◆ **Work to do**: Output as a JSON list of strings the lines from the start of the records up to and including the line containing "search-input[interactable] xyxy=(1462,391,1666,409)", one string per line, with blank lines omitted.

◆ **Input rows**:
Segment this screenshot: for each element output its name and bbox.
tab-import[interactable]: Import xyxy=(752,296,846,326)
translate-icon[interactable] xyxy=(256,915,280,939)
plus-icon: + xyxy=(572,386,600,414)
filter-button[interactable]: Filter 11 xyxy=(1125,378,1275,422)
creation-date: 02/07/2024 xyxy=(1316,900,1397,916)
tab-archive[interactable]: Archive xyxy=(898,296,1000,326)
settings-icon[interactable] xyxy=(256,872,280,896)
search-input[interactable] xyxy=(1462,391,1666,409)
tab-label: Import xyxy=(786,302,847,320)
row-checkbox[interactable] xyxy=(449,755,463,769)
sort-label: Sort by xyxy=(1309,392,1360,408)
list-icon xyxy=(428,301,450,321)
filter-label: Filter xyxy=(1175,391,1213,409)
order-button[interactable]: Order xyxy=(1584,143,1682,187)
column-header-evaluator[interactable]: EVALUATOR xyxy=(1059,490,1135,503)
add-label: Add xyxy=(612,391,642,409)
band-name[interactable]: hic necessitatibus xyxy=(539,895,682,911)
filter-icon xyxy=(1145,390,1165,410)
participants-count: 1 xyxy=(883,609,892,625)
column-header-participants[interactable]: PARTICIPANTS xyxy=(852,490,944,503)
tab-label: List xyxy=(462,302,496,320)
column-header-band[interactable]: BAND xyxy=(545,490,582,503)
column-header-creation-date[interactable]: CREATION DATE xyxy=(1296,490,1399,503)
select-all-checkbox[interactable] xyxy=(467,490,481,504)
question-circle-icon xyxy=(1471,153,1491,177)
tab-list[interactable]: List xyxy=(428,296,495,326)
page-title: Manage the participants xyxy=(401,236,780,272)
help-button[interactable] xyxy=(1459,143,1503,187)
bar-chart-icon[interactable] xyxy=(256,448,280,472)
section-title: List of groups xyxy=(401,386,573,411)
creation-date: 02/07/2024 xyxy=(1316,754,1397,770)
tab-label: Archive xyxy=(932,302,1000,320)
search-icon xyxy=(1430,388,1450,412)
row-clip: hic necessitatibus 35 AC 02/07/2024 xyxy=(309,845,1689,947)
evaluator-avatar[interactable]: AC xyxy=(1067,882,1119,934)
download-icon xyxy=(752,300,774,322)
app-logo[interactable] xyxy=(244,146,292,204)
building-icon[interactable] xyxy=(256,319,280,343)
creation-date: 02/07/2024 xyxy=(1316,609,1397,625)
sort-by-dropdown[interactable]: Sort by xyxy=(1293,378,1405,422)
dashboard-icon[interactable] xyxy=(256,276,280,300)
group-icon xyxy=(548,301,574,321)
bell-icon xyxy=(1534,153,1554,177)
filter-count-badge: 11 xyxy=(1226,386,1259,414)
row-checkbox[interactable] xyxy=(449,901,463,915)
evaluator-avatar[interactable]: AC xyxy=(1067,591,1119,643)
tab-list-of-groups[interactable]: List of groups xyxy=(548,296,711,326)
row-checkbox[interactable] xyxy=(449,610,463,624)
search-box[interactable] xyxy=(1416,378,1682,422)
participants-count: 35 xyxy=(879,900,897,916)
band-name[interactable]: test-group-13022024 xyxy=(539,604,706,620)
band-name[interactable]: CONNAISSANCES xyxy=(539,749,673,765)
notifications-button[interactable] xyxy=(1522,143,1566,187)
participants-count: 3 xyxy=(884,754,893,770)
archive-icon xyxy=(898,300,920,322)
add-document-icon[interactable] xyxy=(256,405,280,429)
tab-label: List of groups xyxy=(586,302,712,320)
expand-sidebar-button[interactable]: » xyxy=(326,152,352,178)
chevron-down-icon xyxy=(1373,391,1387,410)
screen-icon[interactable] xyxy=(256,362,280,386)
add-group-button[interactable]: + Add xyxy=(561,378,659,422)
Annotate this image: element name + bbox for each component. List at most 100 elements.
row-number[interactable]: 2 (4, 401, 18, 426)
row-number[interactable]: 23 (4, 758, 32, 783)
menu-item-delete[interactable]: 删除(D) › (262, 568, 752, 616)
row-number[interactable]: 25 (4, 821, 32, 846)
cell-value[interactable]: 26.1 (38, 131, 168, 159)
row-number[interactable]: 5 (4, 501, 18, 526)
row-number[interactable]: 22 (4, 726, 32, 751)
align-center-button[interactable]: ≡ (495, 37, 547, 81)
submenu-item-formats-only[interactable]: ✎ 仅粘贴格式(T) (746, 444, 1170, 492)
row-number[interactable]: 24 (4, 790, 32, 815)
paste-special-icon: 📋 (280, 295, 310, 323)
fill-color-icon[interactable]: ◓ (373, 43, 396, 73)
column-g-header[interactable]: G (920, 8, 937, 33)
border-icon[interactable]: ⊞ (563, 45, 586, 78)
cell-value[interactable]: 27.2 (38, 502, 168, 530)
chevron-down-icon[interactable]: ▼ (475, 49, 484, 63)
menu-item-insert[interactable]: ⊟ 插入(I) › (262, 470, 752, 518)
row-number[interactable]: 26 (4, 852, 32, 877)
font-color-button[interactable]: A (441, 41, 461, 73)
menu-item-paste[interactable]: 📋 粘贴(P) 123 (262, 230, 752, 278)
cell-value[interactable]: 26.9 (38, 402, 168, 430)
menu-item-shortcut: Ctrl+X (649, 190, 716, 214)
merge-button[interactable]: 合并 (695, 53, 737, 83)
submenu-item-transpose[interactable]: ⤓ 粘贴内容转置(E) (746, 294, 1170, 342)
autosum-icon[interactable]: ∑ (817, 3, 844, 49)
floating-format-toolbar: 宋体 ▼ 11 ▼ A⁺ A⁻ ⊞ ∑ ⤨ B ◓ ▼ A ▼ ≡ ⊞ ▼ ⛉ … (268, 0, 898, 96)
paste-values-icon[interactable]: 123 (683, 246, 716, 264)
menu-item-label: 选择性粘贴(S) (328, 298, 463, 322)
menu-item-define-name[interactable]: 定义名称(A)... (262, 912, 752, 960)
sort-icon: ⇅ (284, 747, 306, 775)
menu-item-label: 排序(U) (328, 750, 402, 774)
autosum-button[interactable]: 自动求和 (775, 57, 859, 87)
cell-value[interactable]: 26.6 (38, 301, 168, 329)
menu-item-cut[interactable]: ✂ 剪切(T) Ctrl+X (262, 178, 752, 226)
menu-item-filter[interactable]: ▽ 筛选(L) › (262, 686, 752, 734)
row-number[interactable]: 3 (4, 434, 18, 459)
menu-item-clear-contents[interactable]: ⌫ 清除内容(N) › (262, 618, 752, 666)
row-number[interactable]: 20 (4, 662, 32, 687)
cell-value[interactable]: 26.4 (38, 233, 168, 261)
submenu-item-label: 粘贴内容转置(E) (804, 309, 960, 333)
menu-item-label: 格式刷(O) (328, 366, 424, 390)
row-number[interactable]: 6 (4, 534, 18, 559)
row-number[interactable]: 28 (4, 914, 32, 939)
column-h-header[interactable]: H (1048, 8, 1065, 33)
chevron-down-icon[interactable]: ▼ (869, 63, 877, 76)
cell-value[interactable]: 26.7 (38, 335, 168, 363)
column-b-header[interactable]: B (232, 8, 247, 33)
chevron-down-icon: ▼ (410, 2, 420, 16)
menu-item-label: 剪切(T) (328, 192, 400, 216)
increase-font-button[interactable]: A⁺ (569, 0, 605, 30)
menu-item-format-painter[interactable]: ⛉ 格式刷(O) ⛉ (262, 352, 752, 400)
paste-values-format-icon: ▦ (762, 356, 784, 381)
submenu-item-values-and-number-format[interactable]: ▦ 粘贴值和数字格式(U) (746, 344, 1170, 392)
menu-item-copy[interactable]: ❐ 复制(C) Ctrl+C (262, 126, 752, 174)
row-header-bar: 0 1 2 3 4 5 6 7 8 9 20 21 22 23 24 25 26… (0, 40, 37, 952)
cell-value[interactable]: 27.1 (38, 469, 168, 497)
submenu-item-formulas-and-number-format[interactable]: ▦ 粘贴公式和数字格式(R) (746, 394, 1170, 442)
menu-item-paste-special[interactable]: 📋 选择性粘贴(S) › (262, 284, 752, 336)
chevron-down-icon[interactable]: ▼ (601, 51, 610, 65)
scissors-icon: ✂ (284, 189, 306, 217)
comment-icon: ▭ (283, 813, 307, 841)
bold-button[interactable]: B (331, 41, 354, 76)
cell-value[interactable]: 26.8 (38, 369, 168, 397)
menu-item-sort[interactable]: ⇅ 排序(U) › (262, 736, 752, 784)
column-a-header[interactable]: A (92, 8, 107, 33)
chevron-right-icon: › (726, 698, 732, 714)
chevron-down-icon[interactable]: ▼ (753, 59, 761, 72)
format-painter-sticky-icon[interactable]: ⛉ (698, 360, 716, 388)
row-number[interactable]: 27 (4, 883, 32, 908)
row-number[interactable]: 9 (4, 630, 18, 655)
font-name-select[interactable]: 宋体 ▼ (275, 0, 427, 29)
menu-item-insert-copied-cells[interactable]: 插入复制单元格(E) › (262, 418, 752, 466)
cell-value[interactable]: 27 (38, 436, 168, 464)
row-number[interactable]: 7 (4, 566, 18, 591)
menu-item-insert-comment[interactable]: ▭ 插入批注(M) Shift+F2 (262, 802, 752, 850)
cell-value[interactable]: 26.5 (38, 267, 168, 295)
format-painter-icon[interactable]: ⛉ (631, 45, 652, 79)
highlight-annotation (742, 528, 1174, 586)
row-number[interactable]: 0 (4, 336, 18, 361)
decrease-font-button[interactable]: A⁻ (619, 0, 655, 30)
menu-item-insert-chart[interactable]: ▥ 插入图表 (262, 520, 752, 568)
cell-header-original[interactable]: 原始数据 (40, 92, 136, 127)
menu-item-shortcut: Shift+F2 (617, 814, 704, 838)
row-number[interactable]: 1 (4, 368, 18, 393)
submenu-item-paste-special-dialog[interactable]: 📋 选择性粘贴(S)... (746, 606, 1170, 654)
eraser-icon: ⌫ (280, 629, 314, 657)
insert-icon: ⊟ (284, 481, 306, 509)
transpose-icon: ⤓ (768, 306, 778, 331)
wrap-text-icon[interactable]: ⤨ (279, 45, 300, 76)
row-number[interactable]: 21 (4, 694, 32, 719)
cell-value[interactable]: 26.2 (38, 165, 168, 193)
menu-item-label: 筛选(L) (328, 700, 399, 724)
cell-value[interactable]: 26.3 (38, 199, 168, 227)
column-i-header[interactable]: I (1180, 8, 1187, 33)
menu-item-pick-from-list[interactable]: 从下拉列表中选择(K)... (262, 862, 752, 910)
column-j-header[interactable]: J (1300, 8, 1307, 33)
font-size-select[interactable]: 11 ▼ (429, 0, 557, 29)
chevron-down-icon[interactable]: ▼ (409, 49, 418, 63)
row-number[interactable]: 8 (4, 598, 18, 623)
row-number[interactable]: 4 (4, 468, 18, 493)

◆ **Task output**:
[
  "Segment this screenshot: for each element output its name and bbox.",
  "tab-import[interactable]: Import xyxy=(752,296,846,326)",
  "translate-icon[interactable] xyxy=(256,915,280,939)",
  "plus-icon: + xyxy=(572,386,600,414)",
  "filter-button[interactable]: Filter 11 xyxy=(1125,378,1275,422)",
  "creation-date: 02/07/2024 xyxy=(1316,900,1397,916)",
  "tab-archive[interactable]: Archive xyxy=(898,296,1000,326)",
  "settings-icon[interactable] xyxy=(256,872,280,896)",
  "search-input[interactable] xyxy=(1462,391,1666,409)"
]